[Raw records]
[start]

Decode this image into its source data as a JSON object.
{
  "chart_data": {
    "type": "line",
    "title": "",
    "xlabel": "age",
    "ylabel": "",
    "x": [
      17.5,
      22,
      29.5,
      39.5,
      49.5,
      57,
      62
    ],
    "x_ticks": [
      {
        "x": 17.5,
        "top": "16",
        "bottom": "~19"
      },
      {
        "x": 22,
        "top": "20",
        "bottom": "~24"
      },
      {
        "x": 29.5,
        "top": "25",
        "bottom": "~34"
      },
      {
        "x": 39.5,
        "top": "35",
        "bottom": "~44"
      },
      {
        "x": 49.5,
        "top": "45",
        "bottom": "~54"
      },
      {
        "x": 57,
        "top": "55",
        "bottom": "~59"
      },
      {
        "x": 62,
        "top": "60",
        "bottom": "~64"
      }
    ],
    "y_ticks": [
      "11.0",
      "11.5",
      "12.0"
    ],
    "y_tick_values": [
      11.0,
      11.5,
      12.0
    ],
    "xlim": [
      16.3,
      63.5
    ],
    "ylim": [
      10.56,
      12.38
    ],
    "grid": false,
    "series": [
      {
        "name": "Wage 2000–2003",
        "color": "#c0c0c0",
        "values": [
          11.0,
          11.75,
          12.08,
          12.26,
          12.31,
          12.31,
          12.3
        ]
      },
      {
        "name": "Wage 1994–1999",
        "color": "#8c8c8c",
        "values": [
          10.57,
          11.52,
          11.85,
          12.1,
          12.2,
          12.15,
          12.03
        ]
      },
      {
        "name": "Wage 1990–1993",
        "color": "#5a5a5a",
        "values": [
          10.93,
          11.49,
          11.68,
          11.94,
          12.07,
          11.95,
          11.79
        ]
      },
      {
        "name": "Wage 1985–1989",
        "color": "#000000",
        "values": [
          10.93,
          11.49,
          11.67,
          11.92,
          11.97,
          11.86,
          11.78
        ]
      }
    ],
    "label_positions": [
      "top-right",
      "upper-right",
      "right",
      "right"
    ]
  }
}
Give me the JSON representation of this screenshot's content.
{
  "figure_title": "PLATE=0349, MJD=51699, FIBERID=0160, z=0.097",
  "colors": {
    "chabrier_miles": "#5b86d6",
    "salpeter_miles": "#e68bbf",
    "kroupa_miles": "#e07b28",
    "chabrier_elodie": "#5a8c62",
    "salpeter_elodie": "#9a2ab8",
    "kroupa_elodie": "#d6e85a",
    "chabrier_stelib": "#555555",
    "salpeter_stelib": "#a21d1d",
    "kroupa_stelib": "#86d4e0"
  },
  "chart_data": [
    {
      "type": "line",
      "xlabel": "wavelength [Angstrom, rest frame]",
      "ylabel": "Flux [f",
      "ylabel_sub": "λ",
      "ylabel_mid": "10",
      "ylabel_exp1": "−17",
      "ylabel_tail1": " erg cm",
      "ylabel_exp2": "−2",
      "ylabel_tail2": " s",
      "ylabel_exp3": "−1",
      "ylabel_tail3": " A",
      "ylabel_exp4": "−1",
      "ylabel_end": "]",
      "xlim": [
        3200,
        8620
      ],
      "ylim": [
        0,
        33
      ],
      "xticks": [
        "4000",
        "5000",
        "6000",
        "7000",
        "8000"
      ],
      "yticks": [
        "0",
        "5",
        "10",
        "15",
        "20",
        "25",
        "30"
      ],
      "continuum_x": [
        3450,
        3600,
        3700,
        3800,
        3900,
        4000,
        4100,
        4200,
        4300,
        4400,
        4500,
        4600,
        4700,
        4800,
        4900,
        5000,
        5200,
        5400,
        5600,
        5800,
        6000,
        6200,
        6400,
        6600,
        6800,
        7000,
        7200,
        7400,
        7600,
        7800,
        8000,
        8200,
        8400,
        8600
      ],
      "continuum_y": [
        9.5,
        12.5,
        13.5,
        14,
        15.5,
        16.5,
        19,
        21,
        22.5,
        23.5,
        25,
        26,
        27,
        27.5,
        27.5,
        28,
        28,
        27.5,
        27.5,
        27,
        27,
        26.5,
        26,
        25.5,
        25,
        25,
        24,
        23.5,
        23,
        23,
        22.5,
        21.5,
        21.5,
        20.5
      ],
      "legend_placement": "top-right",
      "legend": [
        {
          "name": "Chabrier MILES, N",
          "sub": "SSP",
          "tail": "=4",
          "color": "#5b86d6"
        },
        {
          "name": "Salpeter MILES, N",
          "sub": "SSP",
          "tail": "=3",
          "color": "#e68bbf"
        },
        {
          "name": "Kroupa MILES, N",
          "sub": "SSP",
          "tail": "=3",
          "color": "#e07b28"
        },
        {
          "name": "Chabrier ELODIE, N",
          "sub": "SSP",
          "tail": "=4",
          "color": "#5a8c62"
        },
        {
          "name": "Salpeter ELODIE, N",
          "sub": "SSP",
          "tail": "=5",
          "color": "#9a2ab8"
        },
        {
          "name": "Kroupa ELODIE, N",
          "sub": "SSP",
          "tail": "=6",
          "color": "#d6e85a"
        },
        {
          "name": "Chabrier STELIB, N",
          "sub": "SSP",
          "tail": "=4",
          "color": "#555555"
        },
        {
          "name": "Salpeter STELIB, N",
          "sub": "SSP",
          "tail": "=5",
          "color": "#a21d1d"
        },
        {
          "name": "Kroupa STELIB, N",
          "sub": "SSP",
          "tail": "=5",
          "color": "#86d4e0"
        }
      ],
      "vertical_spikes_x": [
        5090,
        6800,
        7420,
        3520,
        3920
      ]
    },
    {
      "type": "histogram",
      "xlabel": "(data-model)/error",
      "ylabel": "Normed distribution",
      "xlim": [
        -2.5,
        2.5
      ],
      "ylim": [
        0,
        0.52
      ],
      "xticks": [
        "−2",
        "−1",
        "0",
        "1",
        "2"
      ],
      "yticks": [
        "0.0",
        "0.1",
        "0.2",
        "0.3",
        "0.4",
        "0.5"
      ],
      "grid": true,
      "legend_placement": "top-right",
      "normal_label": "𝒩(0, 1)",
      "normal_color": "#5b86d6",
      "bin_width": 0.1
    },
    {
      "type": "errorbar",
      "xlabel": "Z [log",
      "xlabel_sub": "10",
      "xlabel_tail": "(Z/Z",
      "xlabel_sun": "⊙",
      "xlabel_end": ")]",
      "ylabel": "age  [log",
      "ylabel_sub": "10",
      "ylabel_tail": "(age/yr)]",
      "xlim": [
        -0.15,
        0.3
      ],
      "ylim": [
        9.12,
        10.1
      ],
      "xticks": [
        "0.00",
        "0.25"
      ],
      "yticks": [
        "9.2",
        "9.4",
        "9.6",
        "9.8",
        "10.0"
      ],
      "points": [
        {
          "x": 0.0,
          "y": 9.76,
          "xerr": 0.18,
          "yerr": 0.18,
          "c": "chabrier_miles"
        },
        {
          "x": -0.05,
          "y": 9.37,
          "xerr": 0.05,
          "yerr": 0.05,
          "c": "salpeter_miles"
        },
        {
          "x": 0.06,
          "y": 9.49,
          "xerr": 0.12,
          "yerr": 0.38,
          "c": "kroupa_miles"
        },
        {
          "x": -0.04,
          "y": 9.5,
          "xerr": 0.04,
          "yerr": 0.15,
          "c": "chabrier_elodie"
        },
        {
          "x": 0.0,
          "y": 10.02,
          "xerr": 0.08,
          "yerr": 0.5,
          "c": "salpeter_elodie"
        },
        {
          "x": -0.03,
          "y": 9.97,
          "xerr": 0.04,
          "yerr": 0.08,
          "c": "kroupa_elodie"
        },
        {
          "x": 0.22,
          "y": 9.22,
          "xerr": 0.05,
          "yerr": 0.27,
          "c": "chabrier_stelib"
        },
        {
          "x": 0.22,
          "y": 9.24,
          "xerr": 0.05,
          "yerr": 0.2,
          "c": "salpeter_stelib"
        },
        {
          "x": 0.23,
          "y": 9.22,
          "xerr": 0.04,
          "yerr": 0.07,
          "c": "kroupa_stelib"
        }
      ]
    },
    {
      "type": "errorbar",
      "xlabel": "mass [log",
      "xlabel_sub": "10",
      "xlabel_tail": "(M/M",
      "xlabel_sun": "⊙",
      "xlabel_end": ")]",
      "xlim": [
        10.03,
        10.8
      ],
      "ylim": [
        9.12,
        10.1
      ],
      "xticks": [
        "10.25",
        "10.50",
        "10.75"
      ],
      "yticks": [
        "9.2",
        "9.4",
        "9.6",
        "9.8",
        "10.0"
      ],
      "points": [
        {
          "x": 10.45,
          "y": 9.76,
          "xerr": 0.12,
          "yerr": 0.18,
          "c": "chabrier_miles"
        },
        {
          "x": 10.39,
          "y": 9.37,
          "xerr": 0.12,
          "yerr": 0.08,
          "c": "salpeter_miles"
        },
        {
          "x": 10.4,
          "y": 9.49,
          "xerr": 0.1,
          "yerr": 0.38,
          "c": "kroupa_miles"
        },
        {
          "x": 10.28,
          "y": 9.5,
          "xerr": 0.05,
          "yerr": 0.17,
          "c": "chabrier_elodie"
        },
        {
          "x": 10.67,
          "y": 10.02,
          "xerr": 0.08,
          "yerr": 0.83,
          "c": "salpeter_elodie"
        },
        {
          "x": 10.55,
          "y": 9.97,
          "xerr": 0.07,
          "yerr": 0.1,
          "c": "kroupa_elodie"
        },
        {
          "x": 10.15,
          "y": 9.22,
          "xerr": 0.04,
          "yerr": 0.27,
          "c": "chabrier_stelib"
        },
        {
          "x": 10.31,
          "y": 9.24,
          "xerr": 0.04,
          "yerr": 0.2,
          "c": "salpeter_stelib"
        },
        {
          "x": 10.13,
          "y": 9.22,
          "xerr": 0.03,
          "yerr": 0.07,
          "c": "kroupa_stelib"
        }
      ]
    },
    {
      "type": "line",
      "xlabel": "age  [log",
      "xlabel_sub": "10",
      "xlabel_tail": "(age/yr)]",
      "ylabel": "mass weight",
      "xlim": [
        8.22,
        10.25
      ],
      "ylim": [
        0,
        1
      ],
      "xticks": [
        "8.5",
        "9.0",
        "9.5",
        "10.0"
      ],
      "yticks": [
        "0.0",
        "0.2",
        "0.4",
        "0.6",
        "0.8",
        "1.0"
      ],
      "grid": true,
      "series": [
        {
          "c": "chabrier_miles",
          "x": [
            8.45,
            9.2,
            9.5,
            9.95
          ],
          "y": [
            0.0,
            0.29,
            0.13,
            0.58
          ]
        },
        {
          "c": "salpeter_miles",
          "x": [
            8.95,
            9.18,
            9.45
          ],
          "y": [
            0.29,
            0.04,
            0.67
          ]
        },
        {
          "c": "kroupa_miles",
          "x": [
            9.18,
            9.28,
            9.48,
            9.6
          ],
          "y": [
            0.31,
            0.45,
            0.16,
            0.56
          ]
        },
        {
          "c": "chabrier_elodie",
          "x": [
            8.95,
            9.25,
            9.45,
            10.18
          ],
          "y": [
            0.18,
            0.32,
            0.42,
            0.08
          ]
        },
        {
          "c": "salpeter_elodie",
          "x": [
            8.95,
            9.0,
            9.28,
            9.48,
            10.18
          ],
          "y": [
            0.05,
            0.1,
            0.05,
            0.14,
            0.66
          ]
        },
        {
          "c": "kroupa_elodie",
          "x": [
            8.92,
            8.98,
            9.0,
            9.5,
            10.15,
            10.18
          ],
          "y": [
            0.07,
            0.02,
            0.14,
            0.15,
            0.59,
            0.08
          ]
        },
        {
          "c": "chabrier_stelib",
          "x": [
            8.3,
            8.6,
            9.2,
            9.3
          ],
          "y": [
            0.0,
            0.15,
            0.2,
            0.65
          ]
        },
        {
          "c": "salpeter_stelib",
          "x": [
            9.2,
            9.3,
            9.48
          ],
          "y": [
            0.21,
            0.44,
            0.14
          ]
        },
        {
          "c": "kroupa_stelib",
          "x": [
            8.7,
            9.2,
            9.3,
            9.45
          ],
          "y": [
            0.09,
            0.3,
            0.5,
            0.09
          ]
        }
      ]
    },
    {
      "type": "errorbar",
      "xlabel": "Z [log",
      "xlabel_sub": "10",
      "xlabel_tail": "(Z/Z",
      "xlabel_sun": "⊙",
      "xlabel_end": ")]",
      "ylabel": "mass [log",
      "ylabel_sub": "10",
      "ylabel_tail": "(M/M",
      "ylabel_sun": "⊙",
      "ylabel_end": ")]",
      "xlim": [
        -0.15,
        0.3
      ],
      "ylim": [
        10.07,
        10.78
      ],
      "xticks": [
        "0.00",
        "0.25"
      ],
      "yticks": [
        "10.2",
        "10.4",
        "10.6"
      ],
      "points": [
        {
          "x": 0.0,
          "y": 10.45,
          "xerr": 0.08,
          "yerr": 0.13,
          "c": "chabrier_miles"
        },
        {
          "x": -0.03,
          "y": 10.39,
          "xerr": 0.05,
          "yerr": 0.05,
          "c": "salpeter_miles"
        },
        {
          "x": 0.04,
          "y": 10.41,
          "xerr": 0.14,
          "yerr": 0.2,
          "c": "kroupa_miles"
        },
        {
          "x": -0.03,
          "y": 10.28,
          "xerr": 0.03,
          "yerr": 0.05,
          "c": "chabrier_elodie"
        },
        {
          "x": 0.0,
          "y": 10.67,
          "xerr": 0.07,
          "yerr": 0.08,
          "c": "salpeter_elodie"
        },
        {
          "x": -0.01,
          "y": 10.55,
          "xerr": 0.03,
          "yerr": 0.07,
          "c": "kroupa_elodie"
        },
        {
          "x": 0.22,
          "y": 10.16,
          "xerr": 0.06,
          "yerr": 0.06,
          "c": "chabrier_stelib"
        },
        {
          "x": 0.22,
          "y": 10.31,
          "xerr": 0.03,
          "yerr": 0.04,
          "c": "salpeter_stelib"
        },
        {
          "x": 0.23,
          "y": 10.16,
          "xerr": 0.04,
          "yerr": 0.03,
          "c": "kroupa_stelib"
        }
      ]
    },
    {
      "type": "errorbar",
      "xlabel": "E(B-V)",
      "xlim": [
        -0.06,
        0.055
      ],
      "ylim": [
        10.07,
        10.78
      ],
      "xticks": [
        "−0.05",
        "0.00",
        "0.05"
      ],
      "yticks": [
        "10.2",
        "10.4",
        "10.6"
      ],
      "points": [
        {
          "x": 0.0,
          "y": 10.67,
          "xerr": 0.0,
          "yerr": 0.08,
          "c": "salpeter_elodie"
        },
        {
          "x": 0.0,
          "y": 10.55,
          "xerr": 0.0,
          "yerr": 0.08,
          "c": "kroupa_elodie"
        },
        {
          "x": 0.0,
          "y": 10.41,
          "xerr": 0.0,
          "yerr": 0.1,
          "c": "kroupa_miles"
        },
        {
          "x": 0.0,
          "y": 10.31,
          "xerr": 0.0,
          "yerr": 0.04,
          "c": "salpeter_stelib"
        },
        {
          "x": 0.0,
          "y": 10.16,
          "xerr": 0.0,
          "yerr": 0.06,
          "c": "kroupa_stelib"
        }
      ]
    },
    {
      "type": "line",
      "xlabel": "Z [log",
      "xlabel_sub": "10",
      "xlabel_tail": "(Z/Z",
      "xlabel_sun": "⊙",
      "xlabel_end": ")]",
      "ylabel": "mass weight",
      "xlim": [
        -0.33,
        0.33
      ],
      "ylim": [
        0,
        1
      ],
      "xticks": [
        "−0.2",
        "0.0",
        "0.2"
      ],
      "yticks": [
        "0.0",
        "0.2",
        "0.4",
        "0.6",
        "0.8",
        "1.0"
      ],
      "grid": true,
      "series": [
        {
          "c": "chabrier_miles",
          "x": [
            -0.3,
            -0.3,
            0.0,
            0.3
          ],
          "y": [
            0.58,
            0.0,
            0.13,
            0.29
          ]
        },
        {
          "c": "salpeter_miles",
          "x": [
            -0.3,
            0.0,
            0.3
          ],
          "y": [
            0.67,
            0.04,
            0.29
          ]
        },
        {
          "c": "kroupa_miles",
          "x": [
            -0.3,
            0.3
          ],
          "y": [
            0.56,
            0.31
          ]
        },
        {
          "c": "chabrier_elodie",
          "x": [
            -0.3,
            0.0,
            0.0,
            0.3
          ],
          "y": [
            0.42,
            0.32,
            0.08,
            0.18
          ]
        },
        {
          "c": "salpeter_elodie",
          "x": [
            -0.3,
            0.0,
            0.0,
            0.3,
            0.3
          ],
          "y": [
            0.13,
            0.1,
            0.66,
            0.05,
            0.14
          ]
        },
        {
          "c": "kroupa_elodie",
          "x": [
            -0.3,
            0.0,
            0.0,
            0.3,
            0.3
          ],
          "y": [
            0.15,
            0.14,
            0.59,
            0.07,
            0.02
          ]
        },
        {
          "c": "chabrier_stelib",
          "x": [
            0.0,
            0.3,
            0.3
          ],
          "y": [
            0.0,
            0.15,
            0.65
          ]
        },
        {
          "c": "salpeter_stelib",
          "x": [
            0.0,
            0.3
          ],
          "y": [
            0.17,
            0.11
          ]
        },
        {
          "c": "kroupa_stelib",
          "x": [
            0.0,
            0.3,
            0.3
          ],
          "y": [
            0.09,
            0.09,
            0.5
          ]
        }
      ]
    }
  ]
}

[end]

### Task
Using the listing, copy every line where the word "Wage" shows up.

### Answer for the task
        "name": "Wage 2000–2003",
        "name": "Wage 1994–1999",
        "name": "Wage 1990–1993",
        "name": "Wage 1985–1989",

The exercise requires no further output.